- [ARTICLE]

Begin

The table from above has the package names, but it doesn’t include most of the package metadata. Going back to the site, you can see the package name has a link to another page that contains all that data.

If we wanted to obtain the URL’s, we need to parse the <table>. Using html_children() again we can see that <table> contains <tr> tags, which is HTML table rows.

Code

cran_packages_html |> 
  html_element("table") |> 
  html_children()

{xml_nodeset (19903)}
 [1] <tr>\n<th> Date </th> <th> Package </th> <th> Title </th> </tr>\n
 [2] <tr>\n<td> 2023-08-10 </td> <td> <a href="../../web/packages/DrugSim2DR/ ...
 [3] <tr>\n<td> 2023-08-10 </td> <td> <a href="../../web/packages/gmapsdistan ...
 [4] <tr>\n<td> 2023-08-09 </td> <td> <a href="../../web/packages/actxps/inde ...
 [5] <tr>\n<td> 2023-08-09 </td> <td> <a href="../../web/packages/AgroR/index ...
 [6] <tr>\n<td> 2023-08-09 </td> <td> <a href="../../web/packages/aplot/index ...
 [7] <tr>\n<td> 2023-08-09 </td> <td> <a href="../../web/packages/av/index.ht ...
 [8] <tr>\n<td> 2023-08-09 </td> <td> <a href="../../web/packages/basemodels/ ...
 [9] <tr>\n<td> 2023-08-09 </td> <td> <a href="../../web/packages/bayesPop/in ...
[10] <tr>\n<td> 2023-08-09 </td> <td> <a href="../../web/packages/Bayesrel/in ...
[11] <tr>\n<td> 2023-08-09 </td> <td> <a href="../../web/packages/beanz/index ...
[12] <tr>\n<td> 2023-08-09 </td> <td> <a href="../../web/packages/bookdown/in ...
[13] <tr>\n<td> 2023-08-09 </td> <td> <a href="../../web/packages/bruceR/inde ...
[14] <tr>\n<td> 2023-08-09 </td> <td> <a href="../../web/packages/canvasXpres ...
[15] <tr>\n<td> 2023-08-09 </td> <td> <a href="../../web/packages/CARBayes/in ...
[16] <tr>\n<td> 2023-08-09 </td> <td> <a href="../../web/packages/clinDR/inde ...
[17] <tr>\n<td> 2023-08-09 </td> <td> <a href="../../web/packages/cmm/index.h ...
[18] <tr>\n<td> 2023-08-09 </td> <td> <a href="../../web/packages/complexlm/i ...
[19] <tr>\n<td> 2023-08-09 </td> <td> <a href="../../web/packages/CPC/index.h ...
[20] <tr>\n<td> 2023-08-09 </td> <td> <a href="../../web/packages/dfoliatR/in ...
...

Then we can go a level lower and see all the elements in the rows. Notice, we use the html_elements() (plural) function instead of html_element(). That’s because each row has multiple elements and html_element() will only parse the first element. We can a <td> tag, which is an HTML data cell, and an <a> tag, which is a hyperlink. The <a contains href="../../web/packages/.... An href is an HTML attribute for creating hyperlinks on a web page.

End

- [DATASET EXCERPT]
Begin

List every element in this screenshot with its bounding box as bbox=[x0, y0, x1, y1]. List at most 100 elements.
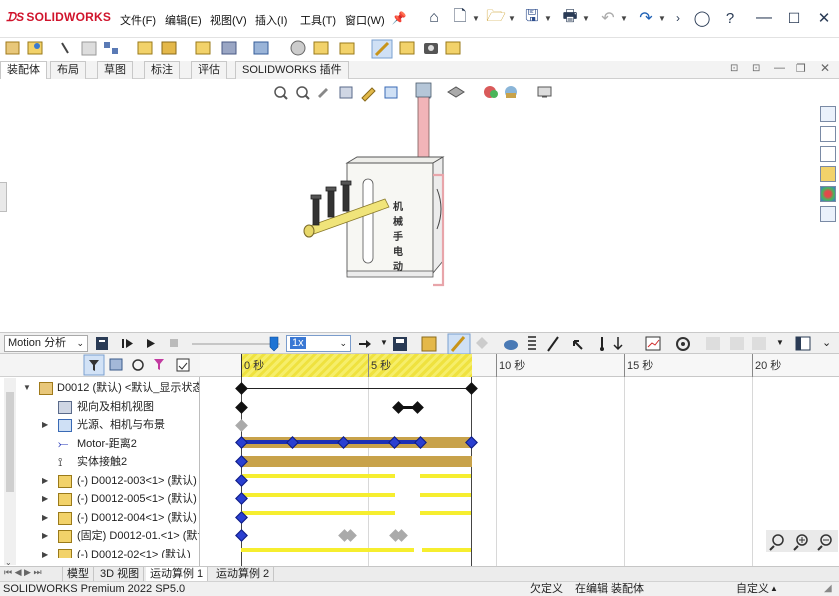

End

- [WRITTEN PROBLEM 1]
Repeat word for word the stretch of the CRAN scraping tutorial from "If we wanted" through "HTML table rows.".
- [WRITTEN PROBLEM 2]
Carry on the CRAN scraping tutorial, starting after its last sentence.

- [OUTPUT 1]
If we wanted to obtain the URL’s, we need to parse the <table>. Using html_children() again we can see that <table> contains <tr> tags, which is HTML table rows.

- [OUTPUT 2]
Code

cran_packages_html |> 
  html_element("table") |> 
  html_elements("tr") |> 
  html_children()

{xml_nodeset (59709)}
 [1] <th> Date </th>
 [2] <th> Package </th>
 [3] <th> Title </th>
 [4] <td> 2023-08-10 </td>
 [5] <td> <a href="../../web/packages/DrugSim2DR/index.html"><span class="CRA ...
 [6] <td> Predict Drug Functional Similarity to Drug Repurposing </td>
 [7] <td> 2023-08-10 </td>
 [8] <td> <a href="../../web/packages/gmapsdistance/index.html"><span class=" ...
 [9] <td> Distance and Travel Time Between Two Points from Google Maps </td>
[10] <td> 2023-08-09 </td>
[11] <td> <a href="../../web/packages/actxps/index.html"><span class="CRAN">a ...
[12] <td> Create Actuarial Experience Studies: Prepare Data, Summarize\nResul ...
[13] <td> 2023-08-09 </td>
[14] <td> <a href="../../web/packages/AgroR/index.html"><span class="CRAN">Ag ...
[15] <td> Experimental Statistics and Graphics for Agricultural Sciences </td>
[16] <td> 2023-08-09 </td>
[17] <td> <a href="../../web/packages/aplot/index.html"><span class="CRAN">ap ...
[18] <td> Decorate a 'ggplot' with Associated Information </td>
[19] <td> 2023-08-09 </td>
[20] <td> <a href="../../web/packages/av/index.html"><span class="CRAN">av</s ...
...

We can extract attributes using htm_attr() which will parse the text into a character vector.

Code

cran_packages_df$href <- cran_packages_html |> 
  html_elements("tr") |> 
  html_elements("td") |> 
  html_elements("a") |>
  html_attr("href")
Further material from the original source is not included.